Write every record out again exactly, and keep images out of it.

☆ ☆ ☆ ☆ ☆ ☆ ☆

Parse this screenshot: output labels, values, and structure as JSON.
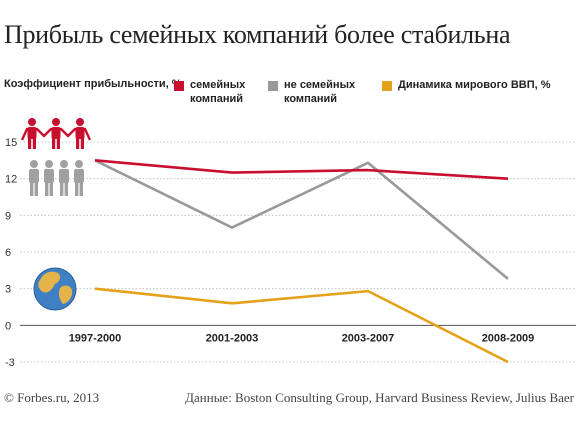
{
  "title": "Прибыль семейных компаний более стабильна",
  "chart_data": {
    "type": "line",
    "ylabel": "Коэффициент прибыльности, %",
    "categories": [
      "1997-2000",
      "2001-2003",
      "2003-2007",
      "2008-2009"
    ],
    "ylim": [
      -3,
      15
    ],
    "yticks": [
      -3,
      0,
      3,
      6,
      9,
      12,
      15
    ],
    "grid": "horizontal",
    "legend_position": "top",
    "series": [
      {
        "name": "семейных\nкомпаний",
        "color": "#c8102e",
        "values": [
          13.5,
          12.5,
          12.7,
          12.0
        ]
      },
      {
        "name": "не семейных\nкомпаний",
        "color": "#999999",
        "values": [
          13.5,
          8.0,
          13.3,
          3.8
        ]
      },
      {
        "name": "Динамика мирового ВВП, %",
        "color": "#e3a21a",
        "values": [
          3.0,
          1.8,
          2.8,
          -3.0
        ]
      }
    ]
  },
  "footer": {
    "left": "© Forbes.ru, 2013",
    "right": "Данные: Boston Consulting Group, Harvard Business Review, Julius Baer"
  },
  "icons": [
    "family-people-icon",
    "non-family-people-icon",
    "globe-icon"
  ]
}
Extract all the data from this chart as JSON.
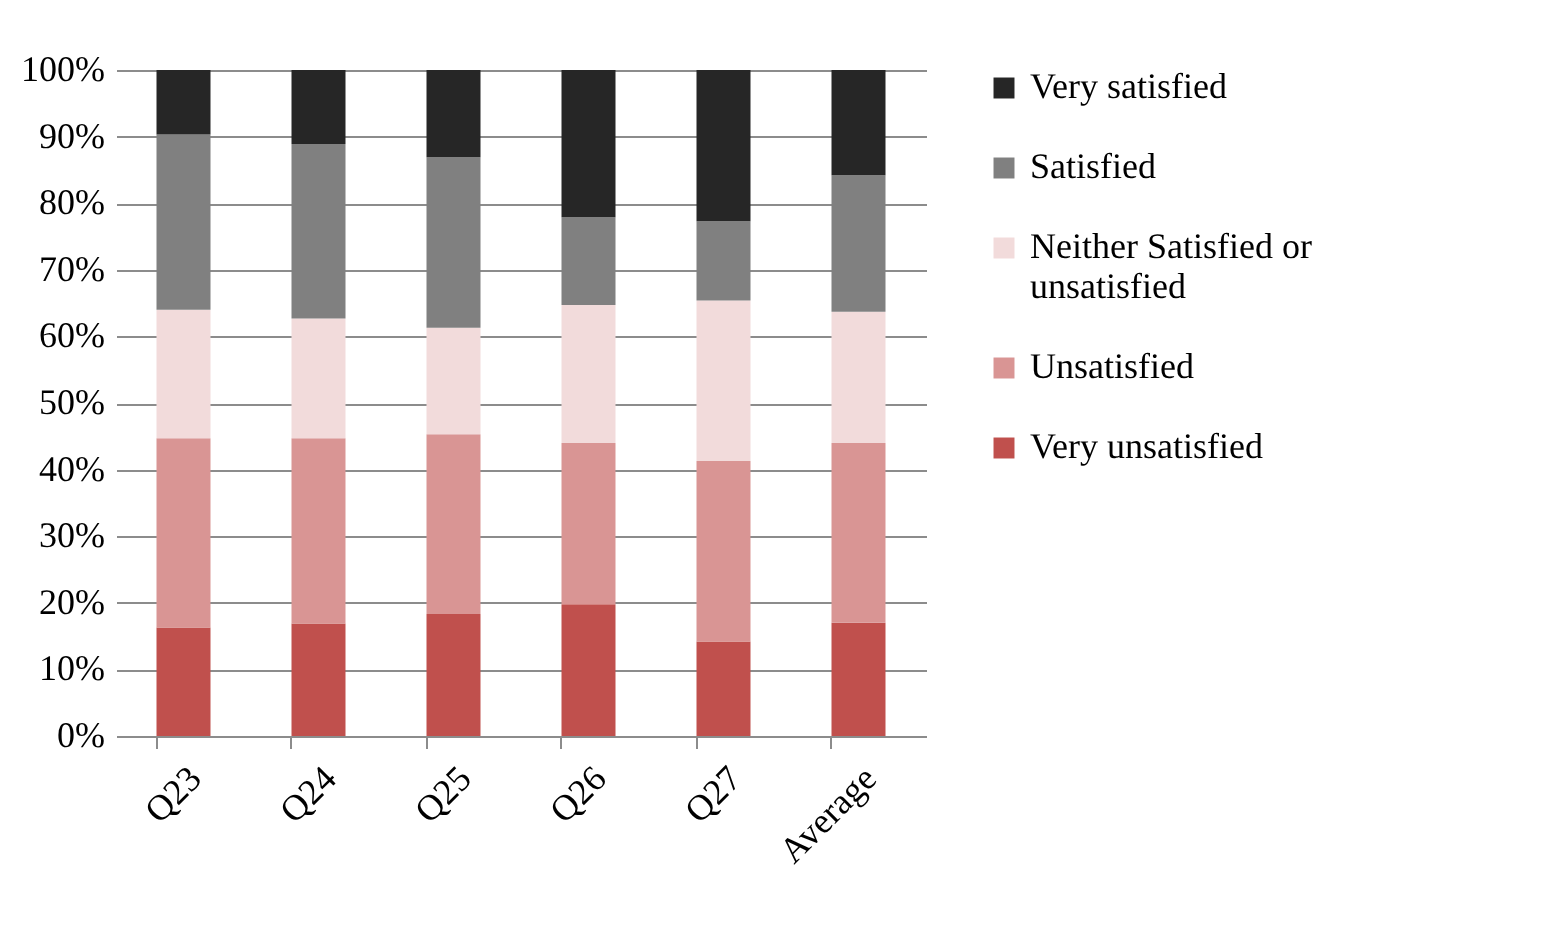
{
  "chart_data": {
    "type": "bar",
    "stacked": true,
    "categories": [
      "Q23",
      "Q24",
      "Q25",
      "Q26",
      "Q27",
      "Average"
    ],
    "series": [
      {
        "name": "Very unsatisfied",
        "color": "#c0504d",
        "values": [
          16.3,
          16.9,
          18.3,
          19.8,
          14.2,
          17.0
        ]
      },
      {
        "name": "Unsatisfied",
        "color": "#d99594",
        "values": [
          28.4,
          27.8,
          27.0,
          24.2,
          27.1,
          27.0
        ]
      },
      {
        "name": "Neither Satisfied or unsatisfied",
        "color": "#f2dbdb",
        "values": [
          19.3,
          18.0,
          16.0,
          20.7,
          24.1,
          19.7
        ]
      },
      {
        "name": "Satisfied",
        "color": "#808080",
        "values": [
          26.3,
          26.2,
          25.6,
          13.2,
          11.9,
          20.5
        ]
      },
      {
        "name": "Very satisfied",
        "color": "#262626",
        "values": [
          9.7,
          11.1,
          13.1,
          22.1,
          22.7,
          15.8
        ]
      }
    ],
    "ylim": [
      0,
      100
    ],
    "yticks": [
      {
        "value": 0,
        "label": "0%"
      },
      {
        "value": 10,
        "label": "10%"
      },
      {
        "value": 20,
        "label": "20%"
      },
      {
        "value": 30,
        "label": "30%"
      },
      {
        "value": 40,
        "label": "40%"
      },
      {
        "value": 50,
        "label": "50%"
      },
      {
        "value": 60,
        "label": "60%"
      },
      {
        "value": 70,
        "label": "70%"
      },
      {
        "value": 80,
        "label": "80%"
      },
      {
        "value": 90,
        "label": "90%"
      },
      {
        "value": 100,
        "label": "100%"
      }
    ],
    "grid": "y",
    "legend": "right"
  }
}
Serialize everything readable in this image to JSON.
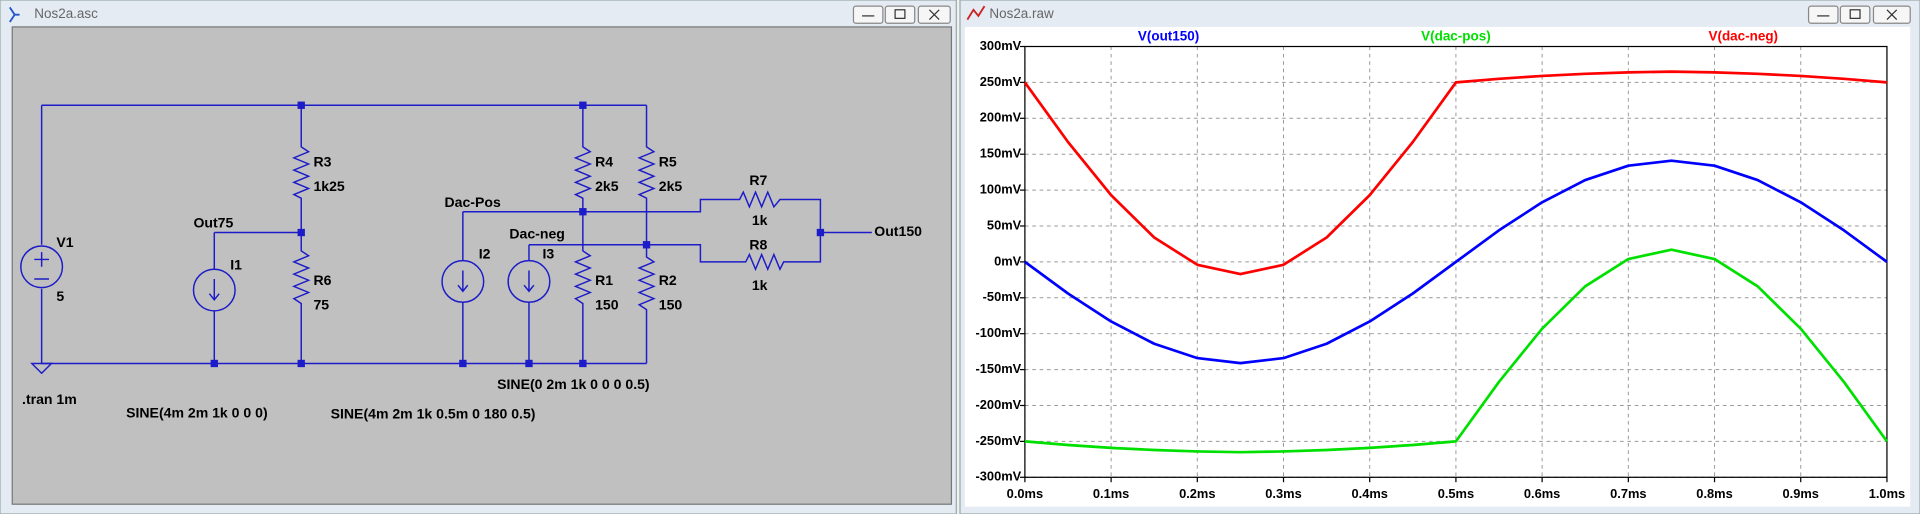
{
  "schematic_window": {
    "title": "Nos2a.asc",
    "labels": [
      "V1",
      "5",
      "R3",
      "1k25",
      "Out75",
      "I1",
      "R6",
      "75",
      "Dac-Pos",
      "R4",
      "2k5",
      "R5",
      "2k5",
      "R7",
      "1k",
      "Dac-neg",
      "I2",
      "I3",
      "R1",
      "150",
      "R2",
      "150",
      "R8",
      "1k",
      "Out150",
      ".tran 1m",
      "SINE(4m 2m 1k 0 0 0)",
      "SINE(4m 2m 1k 0.5m 0 180 0.5)",
      "SINE(0 2m 1k 0 0 0 0.5)"
    ]
  },
  "plot_window": {
    "title": "Nos2a.raw"
  },
  "chart_data": {
    "type": "line",
    "x": [
      0,
      0.05,
      0.1,
      0.15,
      0.2,
      0.25,
      0.3,
      0.35,
      0.4,
      0.45,
      0.5,
      0.55,
      0.6,
      0.65,
      0.7,
      0.75,
      0.8,
      0.85,
      0.9,
      0.95,
      1.0
    ],
    "series": [
      {
        "name": "V(out150)",
        "color": "#0000ff",
        "values": [
          0,
          -44,
          -83,
          -114,
          -134,
          -141,
          -134,
          -114,
          -83,
          -44,
          0,
          44,
          83,
          114,
          134,
          141,
          134,
          114,
          83,
          44,
          0
        ]
      },
      {
        "name": "V(dac-pos)",
        "color": "#00e000",
        "values": [
          -250,
          -255,
          -259,
          -262,
          -264,
          -265,
          -264,
          -262,
          -259,
          -255,
          -250,
          -167,
          -93,
          -34,
          4,
          17,
          4,
          -34,
          -93,
          -167,
          -250
        ]
      },
      {
        "name": "V(dac-neg)",
        "color": "#ff0000",
        "values": [
          250,
          167,
          93,
          34,
          -4,
          -17,
          -4,
          34,
          93,
          167,
          250,
          255,
          259,
          262,
          264,
          265,
          264,
          262,
          259,
          255,
          250
        ]
      }
    ],
    "xlim": [
      0,
      1.0
    ],
    "xticks": [
      {
        "value": 0,
        "label": "0.0ms"
      },
      {
        "value": 0.1,
        "label": "0.1ms"
      },
      {
        "value": 0.2,
        "label": "0.2ms"
      },
      {
        "value": 0.3,
        "label": "0.3ms"
      },
      {
        "value": 0.4,
        "label": "0.4ms"
      },
      {
        "value": 0.5,
        "label": "0.5ms"
      },
      {
        "value": 0.6,
        "label": "0.6ms"
      },
      {
        "value": 0.7,
        "label": "0.7ms"
      },
      {
        "value": 0.8,
        "label": "0.8ms"
      },
      {
        "value": 0.9,
        "label": "0.9ms"
      },
      {
        "value": 1.0,
        "label": "1.0ms"
      }
    ],
    "ylim": [
      -300,
      300
    ],
    "yticks": [
      {
        "value": 300,
        "label": "300mV"
      },
      {
        "value": 250,
        "label": "250mV"
      },
      {
        "value": 200,
        "label": "200mV"
      },
      {
        "value": 150,
        "label": "150mV"
      },
      {
        "value": 100,
        "label": "100mV"
      },
      {
        "value": 50,
        "label": "50mV"
      },
      {
        "value": 0,
        "label": "0mV"
      },
      {
        "value": -50,
        "label": "-50mV"
      },
      {
        "value": -100,
        "label": "-100mV"
      },
      {
        "value": -150,
        "label": "-150mV"
      },
      {
        "value": -200,
        "label": "-200mV"
      },
      {
        "value": -250,
        "label": "-250mV"
      },
      {
        "value": -300,
        "label": "-300mV"
      }
    ],
    "grid": true
  }
}
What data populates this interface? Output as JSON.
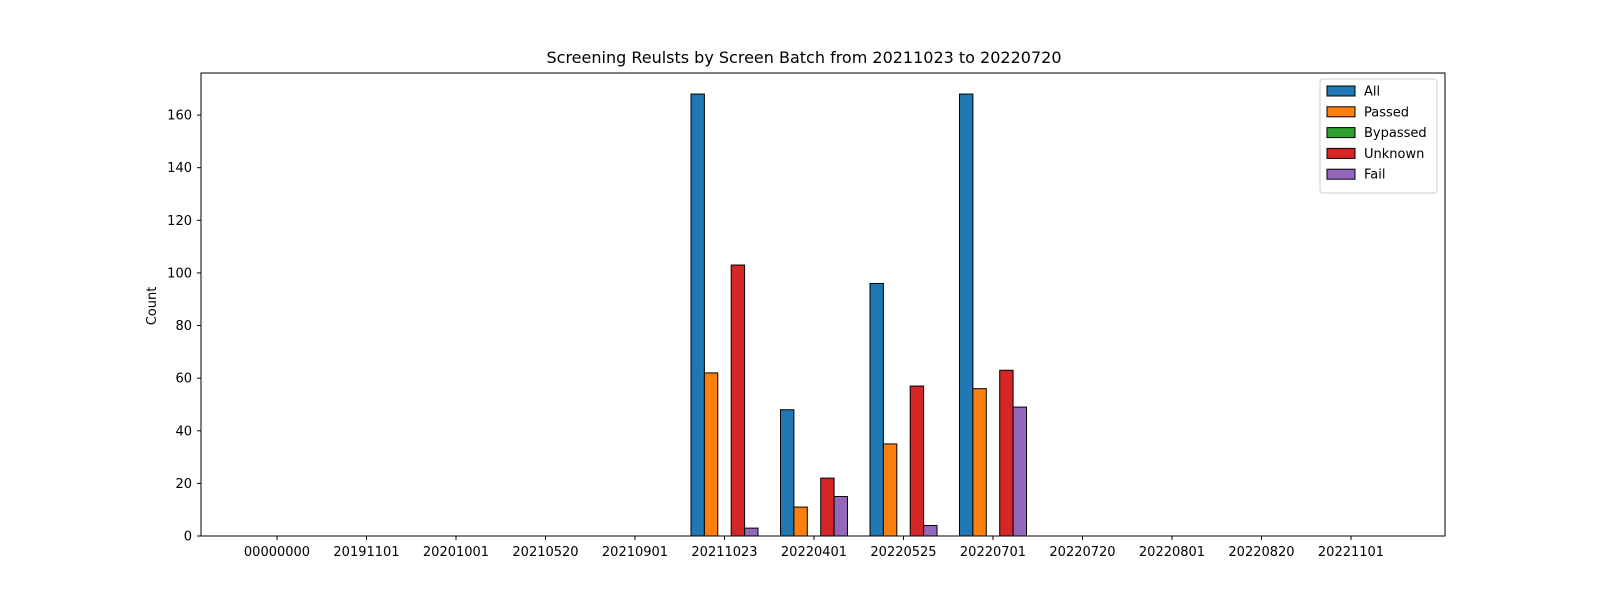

☆ ☆ ☆ ☆ ☆ ☆ ☆

**EXPECTED OUTPUT:**
Parse this screenshot: output labels, values, and structure as JSON.
{
  "title": "Прибыль семейных компаний более стабильна",
  "chart_data": {
    "type": "line",
    "ylabel": "Коэффициент прибыльности, %",
    "categories": [
      "1997-2000",
      "2001-2003",
      "2003-2007",
      "2008-2009"
    ],
    "ylim": [
      -3,
      15
    ],
    "yticks": [
      -3,
      0,
      3,
      6,
      9,
      12,
      15
    ],
    "grid": "horizontal",
    "legend_position": "top",
    "series": [
      {
        "name": "семейных\nкомпаний",
        "color": "#c8102e",
        "values": [
          13.5,
          12.5,
          12.7,
          12.0
        ]
      },
      {
        "name": "не семейных\nкомпаний",
        "color": "#999999",
        "values": [
          13.5,
          8.0,
          13.3,
          3.8
        ]
      },
      {
        "name": "Динамика мирового ВВП, %",
        "color": "#e3a21a",
        "values": [
          3.0,
          1.8,
          2.8,
          -3.0
        ]
      }
    ]
  },
  "footer": {
    "left": "© Forbes.ru, 2013",
    "right": "Данные: Boston Consulting Group, Harvard Business Review, Julius Baer"
  },
  "icons": [
    "family-people-icon",
    "non-family-people-icon",
    "globe-icon"
  ]
}
Extract all the data from this chart as JSON.
{
  "chart_data": {
    "type": "bar",
    "stacked": true,
    "categories": [
      "Q23",
      "Q24",
      "Q25",
      "Q26",
      "Q27",
      "Average"
    ],
    "series": [
      {
        "name": "Very unsatisfied",
        "color": "#c0504d",
        "values": [
          16.3,
          16.9,
          18.3,
          19.8,
          14.2,
          17.0
        ]
      },
      {
        "name": "Unsatisfied",
        "color": "#d99594",
        "values": [
          28.4,
          27.8,
          27.0,
          24.2,
          27.1,
          27.0
        ]
      },
      {
        "name": "Neither Satisfied or unsatisfied",
        "color": "#f2dbdb",
        "values": [
          19.3,
          18.0,
          16.0,
          20.7,
          24.1,
          19.7
        ]
      },
      {
        "name": "Satisfied",
        "color": "#808080",
        "values": [
          26.3,
          26.2,
          25.6,
          13.2,
          11.9,
          20.5
        ]
      },
      {
        "name": "Very satisfied",
        "color": "#262626",
        "values": [
          9.7,
          11.1,
          13.1,
          22.1,
          22.7,
          15.8
        ]
      }
    ],
    "ylim": [
      0,
      100
    ],
    "yticks": [
      {
        "value": 0,
        "label": "0%"
      },
      {
        "value": 10,
        "label": "10%"
      },
      {
        "value": 20,
        "label": "20%"
      },
      {
        "value": 30,
        "label": "30%"
      },
      {
        "value": 40,
        "label": "40%"
      },
      {
        "value": 50,
        "label": "50%"
      },
      {
        "value": 60,
        "label": "60%"
      },
      {
        "value": 70,
        "label": "70%"
      },
      {
        "value": 80,
        "label": "80%"
      },
      {
        "value": 90,
        "label": "90%"
      },
      {
        "value": 100,
        "label": "100%"
      }
    ],
    "grid": "y",
    "legend": "right"
  }
}
Serialize everything readable in this image to JSON.
{
  "schematic_window": {
    "title": "Nos2a.asc",
    "labels": [
      "V1",
      "5",
      "R3",
      "1k25",
      "Out75",
      "I1",
      "R6",
      "75",
      "Dac-Pos",
      "R4",
      "2k5",
      "R5",
      "2k5",
      "R7",
      "1k",
      "Dac-neg",
      "I2",
      "I3",
      "R1",
      "150",
      "R2",
      "150",
      "R8",
      "1k",
      "Out150",
      ".tran 1m",
      "SINE(4m 2m 1k 0 0 0)",
      "SINE(4m 2m 1k 0.5m 0 180 0.5)",
      "SINE(0 2m 1k 0 0 0 0.5)"
    ]
  },
  "plot_window": {
    "title": "Nos2a.raw"
  },
  "chart_data": {
    "type": "line",
    "x": [
      0,
      0.05,
      0.1,
      0.15,
      0.2,
      0.25,
      0.3,
      0.35,
      0.4,
      0.45,
      0.5,
      0.55,
      0.6,
      0.65,
      0.7,
      0.75,
      0.8,
      0.85,
      0.9,
      0.95,
      1.0
    ],
    "series": [
      {
        "name": "V(out150)",
        "color": "#0000ff",
        "values": [
          0,
          -44,
          -83,
          -114,
          -134,
          -141,
          -134,
          -114,
          -83,
          -44,
          0,
          44,
          83,
          114,
          134,
          141,
          134,
          114,
          83,
          44,
          0
        ]
      },
      {
        "name": "V(dac-pos)",
        "color": "#00e000",
        "values": [
          -250,
          -255,
          -259,
          -262,
          -264,
          -265,
          -264,
          -262,
          -259,
          -255,
          -250,
          -167,
          -93,
          -34,
          4,
          17,
          4,
          -34,
          -93,
          -167,
          -250
        ]
      },
      {
        "name": "V(dac-neg)",
        "color": "#ff0000",
        "values": [
          250,
          167,
          93,
          34,
          -4,
          -17,
          -4,
          34,
          93,
          167,
          250,
          255,
          259,
          262,
          264,
          265,
          264,
          262,
          259,
          255,
          250
        ]
      }
    ],
    "xlim": [
      0,
      1.0
    ],
    "xticks": [
      {
        "value": 0,
        "label": "0.0ms"
      },
      {
        "value": 0.1,
        "label": "0.1ms"
      },
      {
        "value": 0.2,
        "label": "0.2ms"
      },
      {
        "value": 0.3,
        "label": "0.3ms"
      },
      {
        "value": 0.4,
        "label": "0.4ms"
      },
      {
        "value": 0.5,
        "label": "0.5ms"
      },
      {
        "value": 0.6,
        "label": "0.6ms"
      },
      {
        "value": 0.7,
        "label": "0.7ms"
      },
      {
        "value": 0.8,
        "label": "0.8ms"
      },
      {
        "value": 0.9,
        "label": "0.9ms"
      },
      {
        "value": 1.0,
        "label": "1.0ms"
      }
    ],
    "ylim": [
      -300,
      300
    ],
    "yticks": [
      {
        "value": 300,
        "label": "300mV"
      },
      {
        "value": 250,
        "label": "250mV"
      },
      {
        "value": 200,
        "label": "200mV"
      },
      {
        "value": 150,
        "label": "150mV"
      },
      {
        "value": 100,
        "label": "100mV"
      },
      {
        "value": 50,
        "label": "50mV"
      },
      {
        "value": 0,
        "label": "0mV"
      },
      {
        "value": -50,
        "label": "-50mV"
      },
      {
        "value": -100,
        "label": "-100mV"
      },
      {
        "value": -150,
        "label": "-150mV"
      },
      {
        "value": -200,
        "label": "-200mV"
      },
      {
        "value": -250,
        "label": "-250mV"
      },
      {
        "value": -300,
        "label": "-300mV"
      }
    ],
    "grid": true
  }
}
What data populates this interface? Output as JSON.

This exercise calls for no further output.